• WHAT YOU WILL DO
Pull every line that holds the word "Select" from the entries.

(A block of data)
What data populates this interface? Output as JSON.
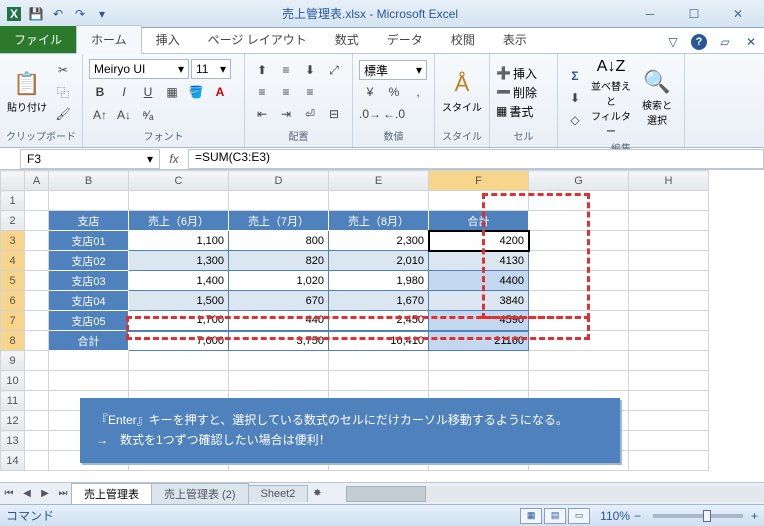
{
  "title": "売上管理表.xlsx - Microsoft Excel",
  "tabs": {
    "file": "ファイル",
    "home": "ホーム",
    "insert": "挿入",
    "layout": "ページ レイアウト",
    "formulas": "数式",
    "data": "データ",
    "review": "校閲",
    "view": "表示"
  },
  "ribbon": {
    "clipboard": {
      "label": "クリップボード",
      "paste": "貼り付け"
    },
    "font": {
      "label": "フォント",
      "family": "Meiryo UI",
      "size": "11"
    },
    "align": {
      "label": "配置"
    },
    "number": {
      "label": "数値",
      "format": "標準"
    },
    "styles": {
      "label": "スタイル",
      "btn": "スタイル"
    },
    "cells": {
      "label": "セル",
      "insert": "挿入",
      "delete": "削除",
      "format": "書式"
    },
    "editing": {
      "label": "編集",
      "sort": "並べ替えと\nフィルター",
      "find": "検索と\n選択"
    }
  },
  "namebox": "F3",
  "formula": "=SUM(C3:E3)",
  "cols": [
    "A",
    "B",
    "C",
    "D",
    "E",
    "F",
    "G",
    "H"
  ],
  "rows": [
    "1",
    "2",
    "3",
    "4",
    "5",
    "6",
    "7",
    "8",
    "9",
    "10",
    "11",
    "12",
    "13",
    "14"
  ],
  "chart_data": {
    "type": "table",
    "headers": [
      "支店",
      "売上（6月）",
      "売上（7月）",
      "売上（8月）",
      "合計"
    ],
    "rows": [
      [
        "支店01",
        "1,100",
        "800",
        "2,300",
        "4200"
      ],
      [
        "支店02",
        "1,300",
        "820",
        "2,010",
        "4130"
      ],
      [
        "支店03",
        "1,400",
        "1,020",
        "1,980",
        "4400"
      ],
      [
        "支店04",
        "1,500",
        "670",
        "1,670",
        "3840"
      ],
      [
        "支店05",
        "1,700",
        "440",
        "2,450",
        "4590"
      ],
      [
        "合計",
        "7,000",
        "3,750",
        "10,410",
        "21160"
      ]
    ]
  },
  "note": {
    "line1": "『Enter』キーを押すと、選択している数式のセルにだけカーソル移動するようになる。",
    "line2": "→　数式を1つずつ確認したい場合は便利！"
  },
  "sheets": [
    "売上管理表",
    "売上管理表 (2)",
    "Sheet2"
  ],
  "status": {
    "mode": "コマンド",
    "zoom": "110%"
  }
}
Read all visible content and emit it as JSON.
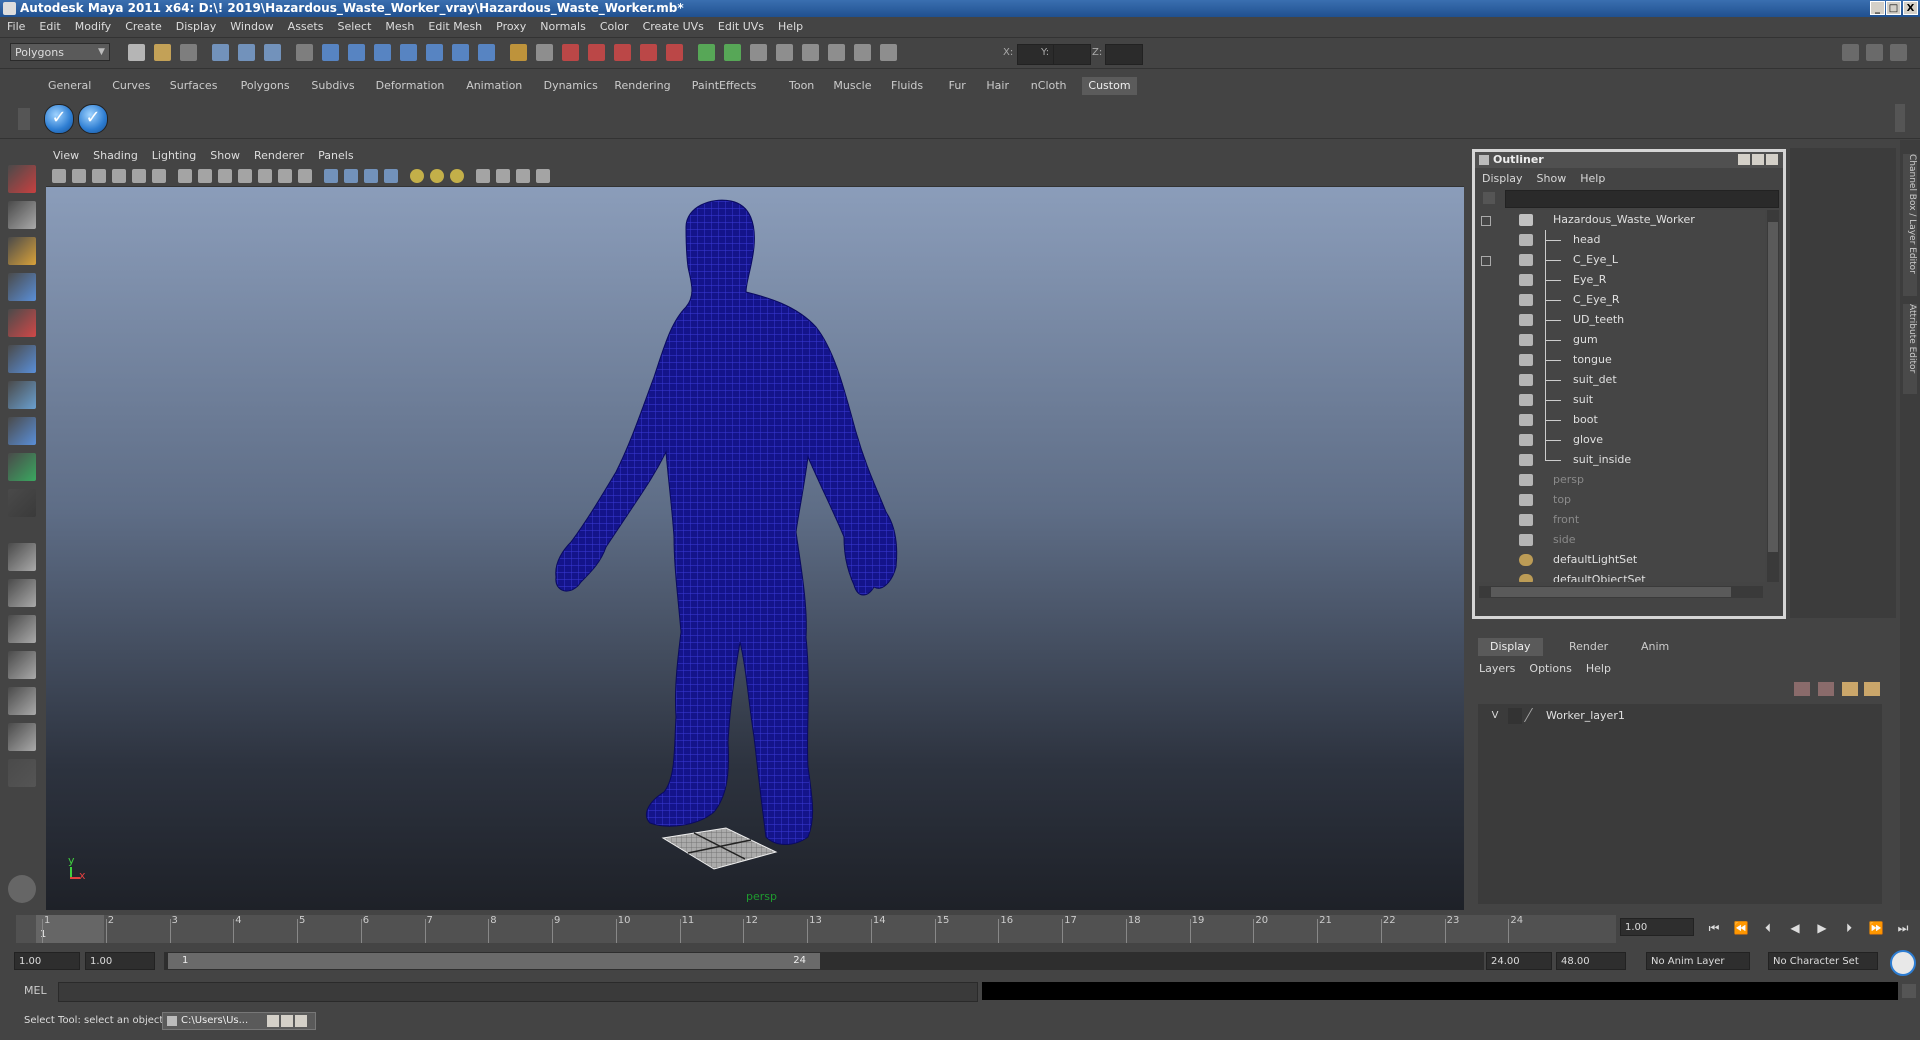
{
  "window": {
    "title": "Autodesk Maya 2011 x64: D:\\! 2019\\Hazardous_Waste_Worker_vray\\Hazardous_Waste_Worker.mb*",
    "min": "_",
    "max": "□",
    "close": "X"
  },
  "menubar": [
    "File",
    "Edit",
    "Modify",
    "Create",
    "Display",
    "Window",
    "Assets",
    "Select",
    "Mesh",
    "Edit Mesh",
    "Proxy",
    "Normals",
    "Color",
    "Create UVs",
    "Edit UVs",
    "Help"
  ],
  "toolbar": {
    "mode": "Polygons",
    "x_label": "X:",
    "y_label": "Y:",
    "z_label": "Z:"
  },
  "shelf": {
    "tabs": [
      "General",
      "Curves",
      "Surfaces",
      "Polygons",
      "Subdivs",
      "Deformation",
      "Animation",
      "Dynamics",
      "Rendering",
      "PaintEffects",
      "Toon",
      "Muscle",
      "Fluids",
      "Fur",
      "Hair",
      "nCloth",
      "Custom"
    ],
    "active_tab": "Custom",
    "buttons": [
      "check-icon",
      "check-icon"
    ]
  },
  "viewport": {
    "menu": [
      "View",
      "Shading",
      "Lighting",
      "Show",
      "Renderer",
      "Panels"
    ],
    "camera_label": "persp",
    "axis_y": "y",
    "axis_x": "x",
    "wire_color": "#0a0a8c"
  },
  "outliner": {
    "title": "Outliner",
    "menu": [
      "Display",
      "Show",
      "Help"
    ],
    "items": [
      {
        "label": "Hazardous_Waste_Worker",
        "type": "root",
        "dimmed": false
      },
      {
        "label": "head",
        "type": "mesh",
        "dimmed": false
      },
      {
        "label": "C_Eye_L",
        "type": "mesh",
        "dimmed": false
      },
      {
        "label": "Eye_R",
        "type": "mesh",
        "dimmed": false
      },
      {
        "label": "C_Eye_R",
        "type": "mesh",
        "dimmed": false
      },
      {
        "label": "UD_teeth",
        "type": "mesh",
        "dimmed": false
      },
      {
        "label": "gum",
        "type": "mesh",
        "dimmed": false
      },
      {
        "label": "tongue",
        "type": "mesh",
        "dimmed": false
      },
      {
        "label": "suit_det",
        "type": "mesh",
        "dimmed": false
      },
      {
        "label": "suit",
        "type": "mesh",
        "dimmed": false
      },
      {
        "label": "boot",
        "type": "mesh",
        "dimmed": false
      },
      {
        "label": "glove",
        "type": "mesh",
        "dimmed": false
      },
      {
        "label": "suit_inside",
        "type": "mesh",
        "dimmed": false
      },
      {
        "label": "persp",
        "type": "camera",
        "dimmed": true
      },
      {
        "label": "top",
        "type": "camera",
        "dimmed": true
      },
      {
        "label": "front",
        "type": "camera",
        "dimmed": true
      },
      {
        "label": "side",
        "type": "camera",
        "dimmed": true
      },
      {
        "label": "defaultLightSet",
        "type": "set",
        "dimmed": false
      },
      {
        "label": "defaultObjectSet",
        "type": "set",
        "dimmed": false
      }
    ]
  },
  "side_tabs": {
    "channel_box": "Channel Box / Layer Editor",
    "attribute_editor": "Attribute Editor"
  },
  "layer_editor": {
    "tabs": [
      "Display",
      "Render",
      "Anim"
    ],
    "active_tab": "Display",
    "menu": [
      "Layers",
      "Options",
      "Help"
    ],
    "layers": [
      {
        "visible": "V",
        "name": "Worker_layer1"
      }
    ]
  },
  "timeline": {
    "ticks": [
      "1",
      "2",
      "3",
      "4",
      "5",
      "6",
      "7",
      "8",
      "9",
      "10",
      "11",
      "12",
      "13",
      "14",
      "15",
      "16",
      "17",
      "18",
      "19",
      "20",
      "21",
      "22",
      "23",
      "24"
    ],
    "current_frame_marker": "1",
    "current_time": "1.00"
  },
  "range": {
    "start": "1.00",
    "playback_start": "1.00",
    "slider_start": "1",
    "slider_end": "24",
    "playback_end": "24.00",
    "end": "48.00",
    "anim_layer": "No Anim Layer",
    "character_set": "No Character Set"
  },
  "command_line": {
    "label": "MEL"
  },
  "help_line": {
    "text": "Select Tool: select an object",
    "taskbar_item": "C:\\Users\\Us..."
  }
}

• EXERCISE RESULT
    "Select",
    "text": "Select Tool: select an object",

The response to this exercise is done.